Problem details: Exactly as written, retype all of the records that come next.

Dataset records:

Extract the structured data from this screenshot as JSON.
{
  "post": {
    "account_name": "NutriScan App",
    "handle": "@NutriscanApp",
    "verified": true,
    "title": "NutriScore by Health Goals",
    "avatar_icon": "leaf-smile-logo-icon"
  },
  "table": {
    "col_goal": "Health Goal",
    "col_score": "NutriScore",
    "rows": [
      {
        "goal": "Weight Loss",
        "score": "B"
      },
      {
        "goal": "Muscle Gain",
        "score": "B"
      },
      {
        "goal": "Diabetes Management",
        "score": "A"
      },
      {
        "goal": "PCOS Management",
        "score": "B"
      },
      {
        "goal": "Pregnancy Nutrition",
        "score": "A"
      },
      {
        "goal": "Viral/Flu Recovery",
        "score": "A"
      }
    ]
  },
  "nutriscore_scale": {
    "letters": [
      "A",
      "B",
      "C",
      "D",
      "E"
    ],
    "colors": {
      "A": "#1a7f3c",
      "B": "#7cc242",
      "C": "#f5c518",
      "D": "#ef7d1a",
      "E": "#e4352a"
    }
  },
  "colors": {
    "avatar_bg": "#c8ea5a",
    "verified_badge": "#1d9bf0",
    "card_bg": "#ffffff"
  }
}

Expected output:
Extract the structured data from this screenshot as JSON.
{
  "post": {
    "account_name": "NutriScan App",
    "handle": "@NutriscanApp",
    "verified": true,
    "title": "NutriScore by Health Goals",
    "avatar_icon": "leaf-smile-logo-icon"
  },
  "table": {
    "col_goal": "Health Goal",
    "col_score": "NutriScore",
    "rows": [
      {
        "goal": "Weight Loss",
        "score": "B"
      },
      {
        "goal": "Muscle Gain",
        "score": "B"
      },
      {
        "goal": "Diabetes Management",
        "score": "A"
      },
      {
        "goal": "PCOS Management",
        "score": "B"
      },
      {
        "goal": "Pregnancy Nutrition",
        "score": "A"
      },
      {
        "goal": "Viral/Flu Recovery",
        "score": "A"
      }
    ]
  },
  "nutriscore_scale": {
    "letters": [
      "A",
      "B",
      "C",
      "D",
      "E"
    ],
    "colors": {
      "A": "#1a7f3c",
      "B": "#7cc242",
      "C": "#f5c518",
      "D": "#ef7d1a",
      "E": "#e4352a"
    }
  },
  "colors": {
    "avatar_bg": "#c8ea5a",
    "verified_badge": "#1d9bf0",
    "card_bg": "#ffffff"
  }
}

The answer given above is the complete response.